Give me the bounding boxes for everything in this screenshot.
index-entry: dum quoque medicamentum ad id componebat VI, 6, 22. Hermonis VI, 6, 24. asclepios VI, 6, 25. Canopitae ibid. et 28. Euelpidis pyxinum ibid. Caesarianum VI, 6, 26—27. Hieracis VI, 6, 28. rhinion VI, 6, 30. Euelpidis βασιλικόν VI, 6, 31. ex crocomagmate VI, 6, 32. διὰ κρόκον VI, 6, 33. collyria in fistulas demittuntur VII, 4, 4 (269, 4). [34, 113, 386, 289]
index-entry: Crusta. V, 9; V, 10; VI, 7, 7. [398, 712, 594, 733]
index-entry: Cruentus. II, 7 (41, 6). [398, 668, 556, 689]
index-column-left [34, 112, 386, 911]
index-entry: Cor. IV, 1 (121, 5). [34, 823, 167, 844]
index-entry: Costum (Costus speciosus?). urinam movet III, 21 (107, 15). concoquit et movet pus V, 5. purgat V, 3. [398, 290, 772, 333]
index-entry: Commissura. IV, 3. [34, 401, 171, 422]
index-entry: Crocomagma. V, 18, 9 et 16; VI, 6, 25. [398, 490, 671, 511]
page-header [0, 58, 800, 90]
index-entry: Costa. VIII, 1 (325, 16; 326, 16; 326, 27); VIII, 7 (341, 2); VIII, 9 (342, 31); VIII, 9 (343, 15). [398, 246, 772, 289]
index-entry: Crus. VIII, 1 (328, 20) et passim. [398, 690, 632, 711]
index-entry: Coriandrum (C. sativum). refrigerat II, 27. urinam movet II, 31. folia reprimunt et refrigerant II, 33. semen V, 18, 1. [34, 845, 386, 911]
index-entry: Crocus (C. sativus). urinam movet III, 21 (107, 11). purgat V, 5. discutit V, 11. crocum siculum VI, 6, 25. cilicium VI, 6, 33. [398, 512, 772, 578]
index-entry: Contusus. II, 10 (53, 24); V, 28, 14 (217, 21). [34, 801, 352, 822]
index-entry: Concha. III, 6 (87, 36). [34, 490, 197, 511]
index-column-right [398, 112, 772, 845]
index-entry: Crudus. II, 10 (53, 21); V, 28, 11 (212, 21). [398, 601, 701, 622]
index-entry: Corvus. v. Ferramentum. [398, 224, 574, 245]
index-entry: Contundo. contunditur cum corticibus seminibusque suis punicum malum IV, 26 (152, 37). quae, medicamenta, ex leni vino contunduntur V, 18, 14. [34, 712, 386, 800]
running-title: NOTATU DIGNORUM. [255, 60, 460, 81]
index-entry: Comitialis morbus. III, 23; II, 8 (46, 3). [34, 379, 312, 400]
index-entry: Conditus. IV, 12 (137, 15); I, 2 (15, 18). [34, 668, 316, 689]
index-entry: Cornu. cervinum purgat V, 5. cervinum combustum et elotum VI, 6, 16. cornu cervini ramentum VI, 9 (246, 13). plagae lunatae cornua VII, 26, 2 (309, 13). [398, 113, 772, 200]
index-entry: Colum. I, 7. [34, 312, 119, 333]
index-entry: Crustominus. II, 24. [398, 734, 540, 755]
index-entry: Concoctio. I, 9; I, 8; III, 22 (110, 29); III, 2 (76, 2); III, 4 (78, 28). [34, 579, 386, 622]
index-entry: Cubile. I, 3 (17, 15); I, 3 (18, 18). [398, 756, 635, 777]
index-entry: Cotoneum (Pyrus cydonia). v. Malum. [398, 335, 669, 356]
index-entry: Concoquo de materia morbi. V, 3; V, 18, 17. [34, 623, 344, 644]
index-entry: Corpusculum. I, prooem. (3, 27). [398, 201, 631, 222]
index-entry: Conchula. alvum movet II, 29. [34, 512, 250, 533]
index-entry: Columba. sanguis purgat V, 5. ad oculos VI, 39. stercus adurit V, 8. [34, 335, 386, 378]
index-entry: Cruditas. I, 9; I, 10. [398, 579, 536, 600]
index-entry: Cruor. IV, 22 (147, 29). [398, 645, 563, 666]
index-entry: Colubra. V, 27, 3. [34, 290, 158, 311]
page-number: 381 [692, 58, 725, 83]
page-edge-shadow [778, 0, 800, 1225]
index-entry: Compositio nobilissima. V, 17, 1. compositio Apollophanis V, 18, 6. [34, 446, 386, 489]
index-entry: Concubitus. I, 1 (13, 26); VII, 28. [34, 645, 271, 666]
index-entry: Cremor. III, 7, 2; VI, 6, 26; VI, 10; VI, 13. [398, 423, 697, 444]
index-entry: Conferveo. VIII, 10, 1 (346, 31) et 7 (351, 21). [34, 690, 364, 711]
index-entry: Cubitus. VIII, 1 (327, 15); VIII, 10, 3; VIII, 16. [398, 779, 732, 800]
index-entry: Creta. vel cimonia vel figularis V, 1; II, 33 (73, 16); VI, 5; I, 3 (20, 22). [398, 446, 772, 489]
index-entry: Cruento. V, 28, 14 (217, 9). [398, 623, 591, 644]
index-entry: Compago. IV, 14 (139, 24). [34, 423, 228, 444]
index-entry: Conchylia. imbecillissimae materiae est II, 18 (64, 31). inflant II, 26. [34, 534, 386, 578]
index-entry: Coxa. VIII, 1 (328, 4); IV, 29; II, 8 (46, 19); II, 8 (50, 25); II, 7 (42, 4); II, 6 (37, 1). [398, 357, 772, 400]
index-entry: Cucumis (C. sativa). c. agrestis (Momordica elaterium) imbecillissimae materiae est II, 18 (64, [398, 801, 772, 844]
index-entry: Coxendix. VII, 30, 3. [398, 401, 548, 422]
--------------------------------
_Written exercise_:
Change every "index-entry" in the entries above to "index-item" and leave everything else as it is.

_Result below_:
Give me the bounding boxes for everything in this screenshot.
index-item: dum quoque medicamentum ad id componebat VI, 6, 22. Hermonis VI, 6, 24. asclepios VI, 6, 25. Canopitae ibid. et 28. Euelpidis pyxinum ibid. Caesarianum VI, 6, 26—27. Hieracis VI, 6, 28. rhinion VI, 6, 30. Euelpidis βασιλικόν VI, 6, 31. ex crocomagmate VI, 6, 32. διὰ κρόκον VI, 6, 33. collyria in fistulas demittuntur VII, 4, 4 (269, 4). [34, 113, 386, 289]
index-item: Crusta. V, 9; V, 10; VI, 7, 7. [398, 712, 594, 733]
index-item: Cruentus. II, 7 (41, 6). [398, 668, 556, 689]
index-column-left [34, 112, 386, 911]
index-item: Cor. IV, 1 (121, 5). [34, 823, 167, 844]
index-item: Costum (Costus speciosus?). urinam movet III, 21 (107, 15). concoquit et movet pus V, 5. purgat V, 3. [398, 290, 772, 333]
index-item: Commissura. IV, 3. [34, 401, 171, 422]
index-item: Crocomagma. V, 18, 9 et 16; VI, 6, 25. [398, 490, 671, 511]
page-header [0, 58, 800, 90]
index-item: Costa. VIII, 1 (325, 16; 326, 16; 326, 27); VIII, 7 (341, 2); VIII, 9 (342, 31); VIII, 9 (343, 15). [398, 246, 772, 289]
index-item: Crus. VIII, 1 (328, 20) et passim. [398, 690, 632, 711]
index-item: Coriandrum (C. sativum). refrigerat II, 27. urinam movet II, 31. folia reprimunt et refrigerant II, 33. semen V, 18, 1. [34, 845, 386, 911]
index-item: Crocus (C. sativus). urinam movet III, 21 (107, 11). purgat V, 5. discutit V, 11. crocum siculum VI, 6, 25. cilicium VI, 6, 33. [398, 512, 772, 578]
index-item: Contusus. II, 10 (53, 24); V, 28, 14 (217, 21). [34, 801, 352, 822]
index-item: Concha. III, 6 (87, 36). [34, 490, 197, 511]
index-column-right [398, 112, 772, 845]
index-item: Crudus. II, 10 (53, 21); V, 28, 11 (212, 21). [398, 601, 701, 622]
index-item: Corvus. v. Ferramentum. [398, 224, 574, 245]
index-item: Contundo. contunditur cum corticibus seminibusque suis punicum malum IV, 26 (152, 37). quae, medicamenta, ex leni vino contunduntur V, 18, 14. [34, 712, 386, 800]
running-title: NOTATU DIGNORUM. [255, 60, 460, 81]
index-item: Comitialis morbus. III, 23; II, 8 (46, 3). [34, 379, 312, 400]
index-item: Conditus. IV, 12 (137, 15); I, 2 (15, 18). [34, 668, 316, 689]
index-item: Cornu. cervinum purgat V, 5. cervinum combustum et elotum VI, 6, 16. cornu cervini ramentum VI, 9 (246, 13). plagae lunatae cornua VII, 26, 2 (309, 13). [398, 113, 772, 200]
index-item: Colum. I, 7. [34, 312, 119, 333]
index-item: Crustominus. II, 24. [398, 734, 540, 755]
index-item: Concoctio. I, 9; I, 8; III, 22 (110, 29); III, 2 (76, 2); III, 4 (78, 28). [34, 579, 386, 622]
index-item: Cubile. I, 3 (17, 15); I, 3 (18, 18). [398, 756, 635, 777]
index-item: Cotoneum (Pyrus cydonia). v. Malum. [398, 335, 669, 356]
index-item: Concoquo de materia morbi. V, 3; V, 18, 17. [34, 623, 344, 644]
index-item: Corpusculum. I, prooem. (3, 27). [398, 201, 631, 222]
index-item: Conchula. alvum movet II, 29. [34, 512, 250, 533]
index-item: Columba. sanguis purgat V, 5. ad oculos VI, 39. stercus adurit V, 8. [34, 335, 386, 378]
index-item: Cruditas. I, 9; I, 10. [398, 579, 536, 600]
index-item: Cruor. IV, 22 (147, 29). [398, 645, 563, 666]
index-item: Colubra. V, 27, 3. [34, 290, 158, 311]
page-number: 381 [692, 58, 725, 83]
page-edge-shadow [778, 0, 800, 1225]
index-item: Compositio nobilissima. V, 17, 1. compositio Apollophanis V, 18, 6. [34, 446, 386, 489]
index-item: Concubitus. I, 1 (13, 26); VII, 28. [34, 645, 271, 666]
index-item: Cremor. III, 7, 2; VI, 6, 26; VI, 10; VI, 13. [398, 423, 697, 444]
index-item: Conferveo. VIII, 10, 1 (346, 31) et 7 (351, 21). [34, 690, 364, 711]
index-item: Cubitus. VIII, 1 (327, 15); VIII, 10, 3; VIII, 16. [398, 779, 732, 800]
index-item: Creta. vel cimonia vel figularis V, 1; II, 33 (73, 16); VI, 5; I, 3 (20, 22). [398, 446, 772, 489]
index-item: Cruento. V, 28, 14 (217, 9). [398, 623, 591, 644]
index-item: Compago. IV, 14 (139, 24). [34, 423, 228, 444]
index-item: Conchylia. imbecillissimae materiae est II, 18 (64, 31). inflant II, 26. [34, 534, 386, 578]
index-item: Coxa. VIII, 1 (328, 4); IV, 29; II, 8 (46, 19); II, 8 (50, 25); II, 7 (42, 4); II, 6 (37, 1). [398, 357, 772, 400]
index-item: Cucumis (C. sativa). c. agrestis (Momordica elaterium) imbecillissimae materiae est II, 18 (64, [398, 801, 772, 844]
index-item: Coxendix. VII, 30, 3. [398, 401, 548, 422]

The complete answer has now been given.